Stated exercise →
Repeat the records below exactly, leaving out every picture.
>> Begin
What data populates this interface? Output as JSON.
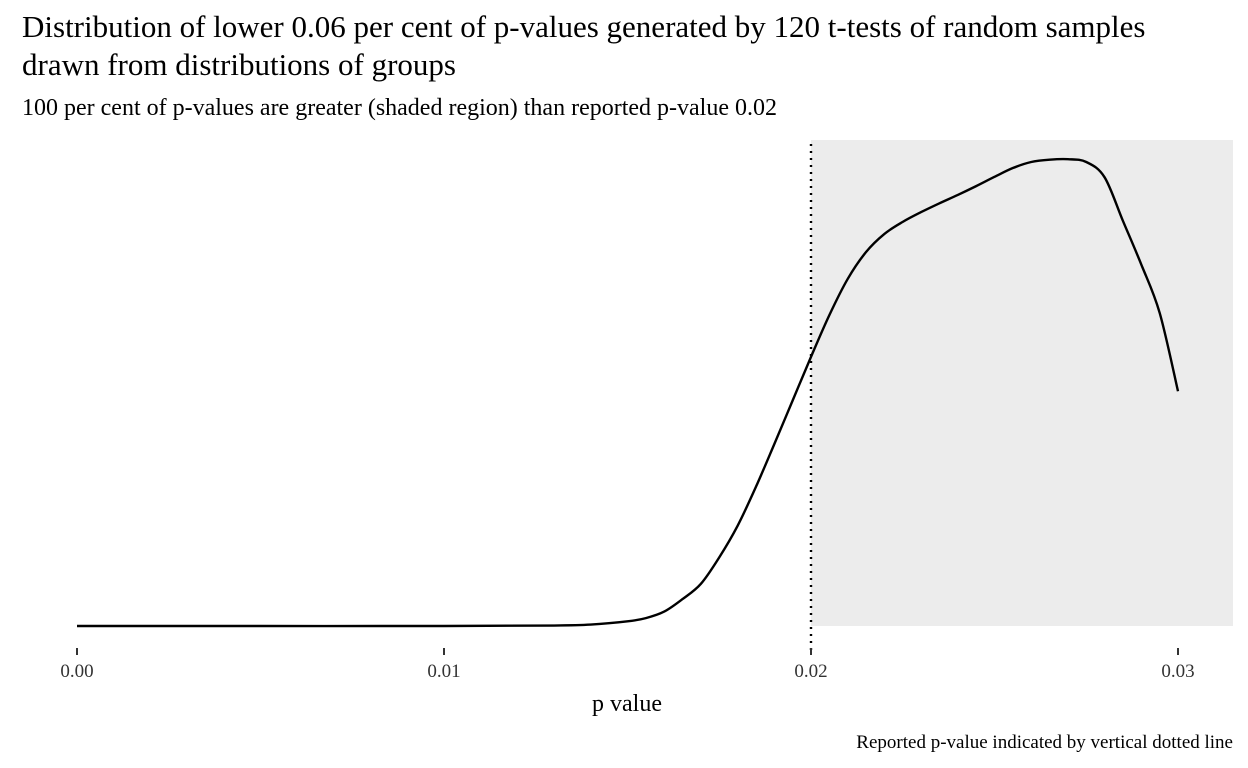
{
  "chart_data": {
    "type": "area",
    "title": "Distribution of lower 0.06 per cent of p-values generated by 120 t-tests of random samples drawn from distributions of groups",
    "subtitle": "100 per cent of p-values are greater (shaded region) than reported p-value 0.02",
    "xlabel": "p value",
    "ylabel": "",
    "caption": "Reported p-value indicated by vertical dotted line",
    "xlim": [
      0.0,
      0.0315
    ],
    "x_ticks": [
      0.0,
      0.01,
      0.02,
      0.03
    ],
    "x_tick_labels": [
      "0.00",
      "0.01",
      "0.02",
      "0.03"
    ],
    "y_axis_shown": false,
    "grid": false,
    "reported_p_value": 0.02,
    "shaded_region": {
      "from": 0.02,
      "to": "right edge"
    },
    "density_relative_max": 1.0,
    "series": [
      {
        "x": [
          0.0,
          0.005,
          0.01,
          0.013,
          0.014,
          0.015,
          0.0155,
          0.016,
          0.0165,
          0.017,
          0.0175,
          0.018,
          0.0185,
          0.019,
          0.0195,
          0.02,
          0.0205,
          0.021,
          0.0215,
          0.022,
          0.0225,
          0.023,
          0.0235,
          0.024,
          0.0245,
          0.025,
          0.0255,
          0.026,
          0.0265,
          0.027,
          0.0275,
          0.028,
          0.0285,
          0.029,
          0.0295,
          0.03
        ],
        "values": [
          0.0,
          0.0,
          0.0,
          0.001,
          0.003,
          0.01,
          0.017,
          0.031,
          0.058,
          0.091,
          0.148,
          0.216,
          0.3,
          0.392,
          0.486,
          0.58,
          0.67,
          0.748,
          0.806,
          0.845,
          0.871,
          0.892,
          0.911,
          0.929,
          0.948,
          0.968,
          0.987,
          1.0,
          1.005,
          1.006,
          1.0,
          0.967,
          0.873,
          0.779,
          0.675,
          0.506
        ]
      }
    ],
    "colors": {
      "line": "#000000",
      "shade": "#ececec",
      "tick_text": "#333333"
    }
  }
}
>> End
Answer for this exercise →
What data populates this interface? Output as JSON.
{
  "chart_data": {
    "type": "area",
    "title": "Distribution of lower 0.06 per cent of p-values generated by 120 t-tests of random samples drawn from distributions of groups",
    "subtitle": "100 per cent of p-values are greater (shaded region) than reported p-value 0.02",
    "xlabel": "p value",
    "ylabel": "",
    "caption": "Reported p-value indicated by vertical dotted line",
    "xlim": [
      0.0,
      0.0315
    ],
    "x_ticks": [
      0.0,
      0.01,
      0.02,
      0.03
    ],
    "x_tick_labels": [
      "0.00",
      "0.01",
      "0.02",
      "0.03"
    ],
    "y_axis_shown": false,
    "grid": false,
    "reported_p_value": 0.02,
    "shaded_region": {
      "from": 0.02,
      "to": "right edge"
    },
    "density_relative_max": 1.0,
    "series": [
      {
        "x": [
          0.0,
          0.005,
          0.01,
          0.013,
          0.014,
          0.015,
          0.0155,
          0.016,
          0.0165,
          0.017,
          0.0175,
          0.018,
          0.0185,
          0.019,
          0.0195,
          0.02,
          0.0205,
          0.021,
          0.0215,
          0.022,
          0.0225,
          0.023,
          0.0235,
          0.024,
          0.0245,
          0.025,
          0.0255,
          0.026,
          0.0265,
          0.027,
          0.0275,
          0.028,
          0.0285,
          0.029,
          0.0295,
          0.03
        ],
        "values": [
          0.0,
          0.0,
          0.0,
          0.001,
          0.003,
          0.01,
          0.017,
          0.031,
          0.058,
          0.091,
          0.148,
          0.216,
          0.3,
          0.392,
          0.486,
          0.58,
          0.67,
          0.748,
          0.806,
          0.845,
          0.871,
          0.892,
          0.911,
          0.929,
          0.948,
          0.968,
          0.987,
          1.0,
          1.005,
          1.006,
          1.0,
          0.967,
          0.873,
          0.779,
          0.675,
          0.506
        ]
      }
    ],
    "colors": {
      "line": "#000000",
      "shade": "#ececec",
      "tick_text": "#333333"
    }
  }
}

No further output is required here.